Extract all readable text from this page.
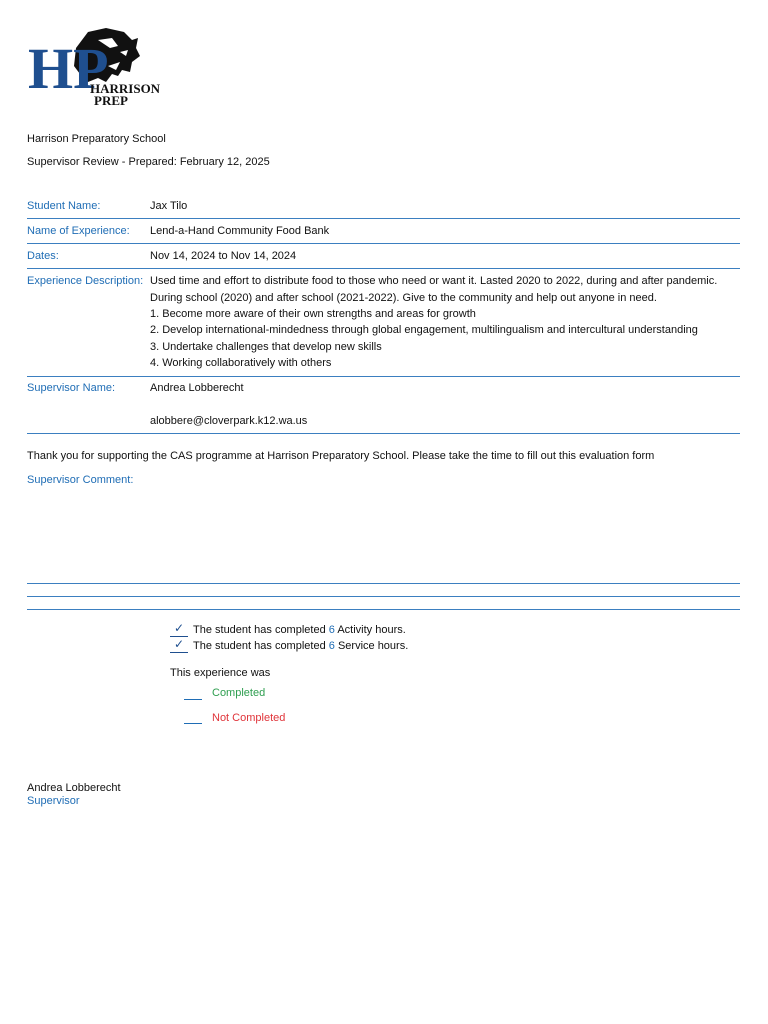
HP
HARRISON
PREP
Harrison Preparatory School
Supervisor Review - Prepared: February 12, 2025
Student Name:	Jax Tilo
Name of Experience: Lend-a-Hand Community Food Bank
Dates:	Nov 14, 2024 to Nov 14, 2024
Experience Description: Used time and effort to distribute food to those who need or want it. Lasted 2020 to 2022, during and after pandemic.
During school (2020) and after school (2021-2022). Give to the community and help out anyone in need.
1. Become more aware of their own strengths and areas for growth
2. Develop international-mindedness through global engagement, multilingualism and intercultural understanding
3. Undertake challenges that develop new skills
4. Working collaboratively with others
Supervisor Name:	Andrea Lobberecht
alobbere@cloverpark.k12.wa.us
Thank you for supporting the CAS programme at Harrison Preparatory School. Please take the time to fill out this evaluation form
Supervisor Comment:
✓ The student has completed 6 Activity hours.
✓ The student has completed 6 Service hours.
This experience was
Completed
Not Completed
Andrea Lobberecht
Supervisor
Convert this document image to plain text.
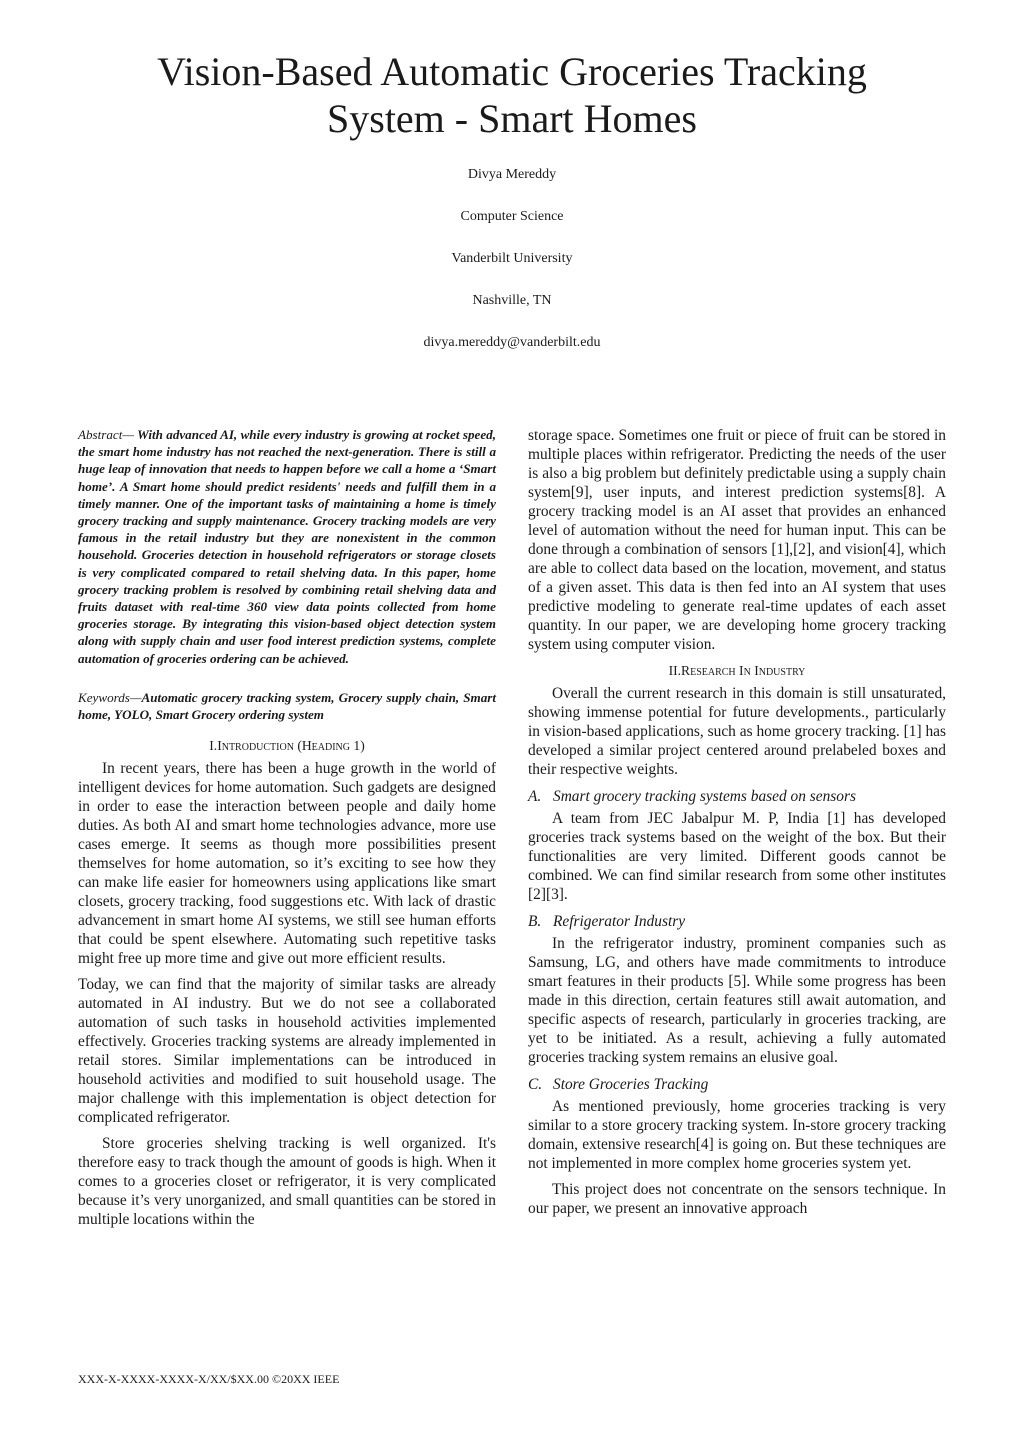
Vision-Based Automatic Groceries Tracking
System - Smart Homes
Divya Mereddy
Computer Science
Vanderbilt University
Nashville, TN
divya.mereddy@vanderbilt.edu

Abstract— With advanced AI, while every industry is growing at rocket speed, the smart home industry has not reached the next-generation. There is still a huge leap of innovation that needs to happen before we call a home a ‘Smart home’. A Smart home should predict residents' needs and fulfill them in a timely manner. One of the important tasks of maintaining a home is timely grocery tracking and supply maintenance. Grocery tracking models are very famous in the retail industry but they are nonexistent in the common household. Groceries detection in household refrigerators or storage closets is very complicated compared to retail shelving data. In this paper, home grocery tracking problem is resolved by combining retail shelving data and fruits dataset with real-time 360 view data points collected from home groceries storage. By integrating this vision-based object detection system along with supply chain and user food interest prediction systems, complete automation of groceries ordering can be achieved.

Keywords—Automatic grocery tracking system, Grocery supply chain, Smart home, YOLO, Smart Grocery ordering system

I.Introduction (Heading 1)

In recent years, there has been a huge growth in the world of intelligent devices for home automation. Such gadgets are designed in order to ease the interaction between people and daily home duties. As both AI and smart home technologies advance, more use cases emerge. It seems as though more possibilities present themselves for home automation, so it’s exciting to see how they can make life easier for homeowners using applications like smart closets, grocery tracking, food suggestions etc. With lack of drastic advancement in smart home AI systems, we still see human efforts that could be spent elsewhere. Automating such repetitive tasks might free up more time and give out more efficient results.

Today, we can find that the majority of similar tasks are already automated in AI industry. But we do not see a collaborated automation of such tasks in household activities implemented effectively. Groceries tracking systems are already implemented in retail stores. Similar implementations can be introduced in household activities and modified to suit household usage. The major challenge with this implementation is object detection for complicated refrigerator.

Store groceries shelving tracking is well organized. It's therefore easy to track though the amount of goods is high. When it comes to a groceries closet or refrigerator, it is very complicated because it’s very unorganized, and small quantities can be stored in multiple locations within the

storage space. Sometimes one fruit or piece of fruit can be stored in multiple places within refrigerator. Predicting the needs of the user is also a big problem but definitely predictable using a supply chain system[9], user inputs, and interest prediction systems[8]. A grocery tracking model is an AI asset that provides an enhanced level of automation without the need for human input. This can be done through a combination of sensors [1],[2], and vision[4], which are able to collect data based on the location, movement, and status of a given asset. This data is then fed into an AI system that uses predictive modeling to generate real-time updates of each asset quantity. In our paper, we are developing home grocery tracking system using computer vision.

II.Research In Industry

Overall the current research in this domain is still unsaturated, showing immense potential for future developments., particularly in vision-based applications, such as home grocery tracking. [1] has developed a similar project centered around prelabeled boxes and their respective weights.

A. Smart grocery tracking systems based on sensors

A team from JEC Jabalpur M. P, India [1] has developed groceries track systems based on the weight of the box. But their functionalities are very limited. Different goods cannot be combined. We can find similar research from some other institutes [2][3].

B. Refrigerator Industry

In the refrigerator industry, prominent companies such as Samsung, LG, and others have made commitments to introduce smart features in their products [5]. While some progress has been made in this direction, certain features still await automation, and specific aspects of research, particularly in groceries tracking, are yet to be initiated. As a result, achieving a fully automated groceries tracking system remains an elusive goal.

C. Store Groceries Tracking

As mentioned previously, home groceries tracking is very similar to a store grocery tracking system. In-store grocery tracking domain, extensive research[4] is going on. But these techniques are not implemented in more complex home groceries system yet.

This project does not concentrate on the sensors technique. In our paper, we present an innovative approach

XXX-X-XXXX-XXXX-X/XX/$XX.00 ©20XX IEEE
....
Make an exact copy of the data above, pictures excluded.

Extract all readable text from this page.
HP
HARRISON
PREP
Harrison Preparatory School
Supervisor Review - Prepared: February 12, 2025
Student Name:	Jax Tilo
Name of Experience: Lend-a-Hand Community Food Bank
Dates:	Nov 14, 2024 to Nov 14, 2024
Experience Description: Used time and effort to distribute food to those who need or want it. Lasted 2020 to 2022, during and after pandemic.
During school (2020) and after school (2021-2022). Give to the community and help out anyone in need.
1. Become more aware of their own strengths and areas for growth
2. Develop international-mindedness through global engagement, multilingualism and intercultural understanding
3. Undertake challenges that develop new skills
4. Working collaboratively with others
Supervisor Name:	Andrea Lobberecht
alobbere@cloverpark.k12.wa.us
Thank you for supporting the CAS programme at Harrison Preparatory School. Please take the time to fill out this evaluation form
Supervisor Comment:
✓ The student has completed 6 Activity hours.
✓ The student has completed 6 Service hours.
This experience was
Completed
Not Completed
Andrea Lobberecht
Supervisor
Convert this document image to plain text.
Vision-Based Automatic Groceries Tracking
System - Smart Homes
Divya Mereddy
Computer Science
Vanderbilt University
Nashville, TN
divya.mereddy@vanderbilt.edu

Abstract— With advanced AI, while every industry is growing at rocket speed, the smart home industry has not reached the next-generation. There is still a huge leap of innovation that needs to happen before we call a home a ‘Smart home’. A Smart home should predict residents' needs and fulfill them in a timely manner. One of the important tasks of maintaining a home is timely grocery tracking and supply maintenance. Grocery tracking models are very famous in the retail industry but they are nonexistent in the common household. Groceries detection in household refrigerators or storage closets is very complicated compared to retail shelving data. In this paper, home grocery tracking problem is resolved by combining retail shelving data and fruits dataset with real-time 360 view data points collected from home groceries storage. By integrating this vision-based object detection system along with supply chain and user food interest prediction systems, complete automation of groceries ordering can be achieved.

Keywords—Automatic grocery tracking system, Grocery supply chain, Smart home, YOLO, Smart Grocery ordering system

I.Introduction (Heading 1)

In recent years, there has been a huge growth in the world of intelligent devices for home automation. Such gadgets are designed in order to ease the interaction between people and daily home duties. As both AI and smart home technologies advance, more use cases emerge. It seems as though more possibilities present themselves for home automation, so it’s exciting to see how they can make life easier for homeowners using applications like smart closets, grocery tracking, food suggestions etc. With lack of drastic advancement in smart home AI systems, we still see human efforts that could be spent elsewhere. Automating such repetitive tasks might free up more time and give out more efficient results.

Today, we can find that the majority of similar tasks are already automated in AI industry. But we do not see a collaborated automation of such tasks in household activities implemented effectively. Groceries tracking systems are already implemented in retail stores. Similar implementations can be introduced in household activities and modified to suit household usage. The major challenge with this implementation is object detection for complicated refrigerator.

Store groceries shelving tracking is well organized. It's therefore easy to track though the amount of goods is high. When it comes to a groceries closet or refrigerator, it is very complicated because it’s very unorganized, and small quantities can be stored in multiple locations within the

storage space. Sometimes one fruit or piece of fruit can be stored in multiple places within refrigerator. Predicting the needs of the user is also a big problem but definitely predictable using a supply chain system[9], user inputs, and interest prediction systems[8]. A grocery tracking model is an AI asset that provides an enhanced level of automation without the need for human input. This can be done through a combination of sensors [1],[2], and vision[4], which are able to collect data based on the location, movement, and status of a given asset. This data is then fed into an AI system that uses predictive modeling to generate real-time updates of each asset quantity. In our paper, we are developing home grocery tracking system using computer vision.

II.Research In Industry

Overall the current research in this domain is still unsaturated, showing immense potential for future developments., particularly in vision-based applications, such as home grocery tracking. [1] has developed a similar project centered around prelabeled boxes and their respective weights.

A. Smart grocery tracking systems based on sensors

A team from JEC Jabalpur M. P, India [1] has developed groceries track systems based on the weight of the box. But their functionalities are very limited. Different goods cannot be combined. We can find similar research from some other institutes [2][3].

B. Refrigerator Industry

In the refrigerator industry, prominent companies such as Samsung, LG, and others have made commitments to introduce smart features in their products [5]. While some progress has been made in this direction, certain features still await automation, and specific aspects of research, particularly in groceries tracking, are yet to be initiated. As a result, achieving a fully automated groceries tracking system remains an elusive goal.

C. Store Groceries Tracking

As mentioned previously, home groceries tracking is very similar to a store grocery tracking system. In-store grocery tracking domain, extensive research[4] is going on. But these techniques are not implemented in more complex home groceries system yet.

This project does not concentrate on the sensors technique. In our paper, we present an innovative approach

XXX-X-XXXX-XXXX-X/XX/$XX.00 ©20XX IEEE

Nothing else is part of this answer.